___ Task input

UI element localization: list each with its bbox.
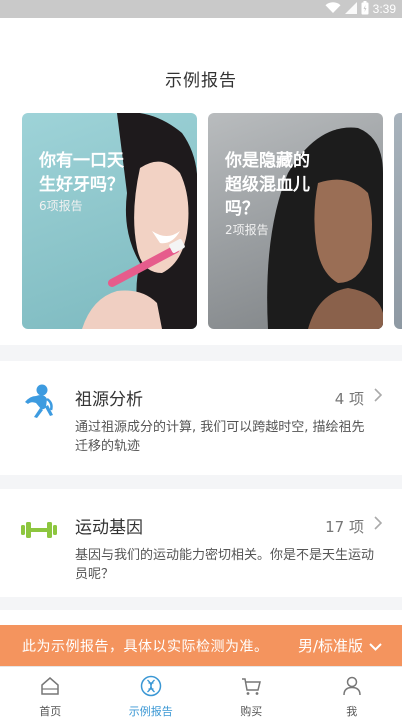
cart-icon xyxy=(240,675,262,697)
status-time: 3:39 xyxy=(372,2,396,16)
section-sports[interactable]: 运动基因 17 项 基因与我们的运动能力密切相关。你是不是天生运动员呢？ xyxy=(0,489,402,597)
status-icons: 3:39 xyxy=(325,0,396,18)
tab-label: 我 xyxy=(346,705,358,718)
header: 示例报告 xyxy=(0,18,402,113)
section-ancestry[interactable]: 祖源分析 4 项 通过祖源成分的计算, 我们可以跨越时空, 描绘祖先迁移的轨迹 xyxy=(0,361,402,475)
card-subtitle: 6项报告 xyxy=(39,199,83,213)
tab-label: 首页 xyxy=(39,705,62,718)
version-selector[interactable]: 男/标准版 xyxy=(298,635,382,656)
signal-icon xyxy=(344,1,357,17)
report-card-teeth[interactable]: 你有一口天生好牙吗？ 6项报告 xyxy=(22,113,197,329)
monkey-icon xyxy=(20,383,58,421)
section-title: 祖源分析 xyxy=(75,390,143,410)
chevron-down-icon xyxy=(369,637,382,655)
tab-sample-report[interactable]: 示例报告 xyxy=(101,667,202,718)
status-bar: 3:39 xyxy=(0,0,402,18)
version-selector-label: 男/标准版 xyxy=(297,637,363,655)
report-carousel[interactable]: 你有一口天生好牙吗？ 6项报告 你是隐藏的超级混血儿吗？ 2项报告 xyxy=(0,113,402,345)
section-count: 4 项 xyxy=(334,390,364,408)
card-subtitle: 2项报告 xyxy=(225,223,269,237)
section-description: 通过祖源成分的计算, 我们可以跨越时空, 描绘祖先迁移的轨迹 xyxy=(75,420,365,454)
app-screen: 3:39 示例报告 你有一口天生好牙吗？ 6项报告 你是隐藏的超级混血儿吗？ 2… xyxy=(0,0,402,718)
bottom-nav: 首页 示例报告 购买 我 xyxy=(0,666,402,718)
wifi-icon xyxy=(325,1,341,17)
dna-icon xyxy=(140,675,162,697)
card-title: 你是隐藏的超级混血儿吗？ xyxy=(225,151,310,219)
tab-label: 示例报告 xyxy=(128,705,173,718)
tab-me[interactable]: 我 xyxy=(302,667,402,718)
section-count: 17 项 xyxy=(325,518,364,536)
banner-text: 此为示例报告，具体以实际检测为准。 xyxy=(22,639,269,655)
battery-icon xyxy=(361,0,369,18)
chevron-right-icon xyxy=(374,515,383,534)
tab-home[interactable]: 首页 xyxy=(0,667,101,718)
sample-notice-banner: 此为示例报告，具体以实际检测为准。 男/标准版 xyxy=(0,625,402,666)
tab-label: 购买 xyxy=(240,705,263,718)
home-icon xyxy=(39,675,61,697)
section-description: 基因与我们的运动能力密切相关。你是不是天生运动员呢？ xyxy=(75,548,375,582)
section-title: 运动基因 xyxy=(75,518,143,538)
chevron-right-icon xyxy=(374,387,383,406)
dumbbell-icon xyxy=(20,511,58,549)
user-icon xyxy=(341,675,363,697)
report-card-mixed-blood[interactable]: 你是隐藏的超级混血儿吗？ 2项报告 xyxy=(208,113,383,329)
tab-buy[interactable]: 购买 xyxy=(201,667,302,718)
card-title: 你有一口天生好牙吗？ xyxy=(39,151,124,195)
woman-toothbrush-illustration xyxy=(82,113,197,329)
report-card-partial[interactable] xyxy=(394,113,402,329)
page-title: 示例报告 xyxy=(165,71,237,91)
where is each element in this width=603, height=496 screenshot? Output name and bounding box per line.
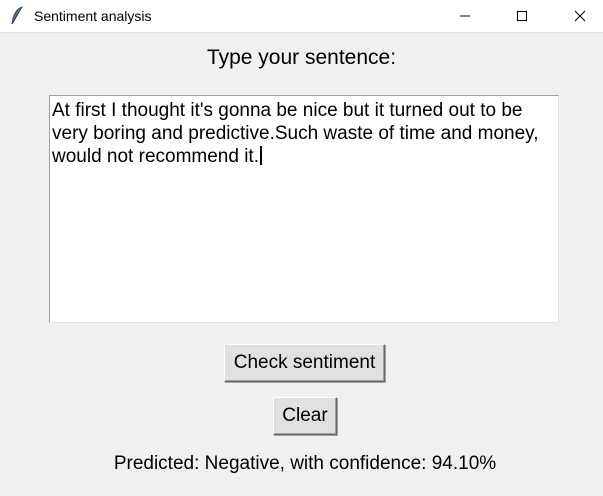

______

Written exercise —
Can you copy the stretch of the listing from the line containing "cart-icon xyxy=(240,675,262,697)" through the line containing "report-card-teeth[interactable]: 你有一口天生好牙吗？ 6项报告", both included, with every line unchanged?

Solution —
cart-icon xyxy=(240,675,262,697)
status-time: 3:39 xyxy=(372,2,396,16)
section-sports[interactable]: 运动基因 17 项 基因与我们的运动能力密切相关。你是不是天生运动员呢？ xyxy=(0,489,402,597)
status-icons: 3:39 xyxy=(325,0,396,18)
tab-label: 我 xyxy=(346,705,358,718)
header: 示例报告 xyxy=(0,18,402,113)
section-ancestry[interactable]: 祖源分析 4 项 通过祖源成分的计算, 我们可以跨越时空, 描绘祖先迁移的轨迹 xyxy=(0,361,402,475)
card-subtitle: 6项报告 xyxy=(39,199,83,213)
tab-label: 首页 xyxy=(39,705,62,718)
version-selector[interactable]: 男/标准版 xyxy=(298,635,382,656)
signal-icon xyxy=(344,1,357,17)
report-card-teeth[interactable]: 你有一口天生好牙吗？ 6项报告 xyxy=(22,113,197,329)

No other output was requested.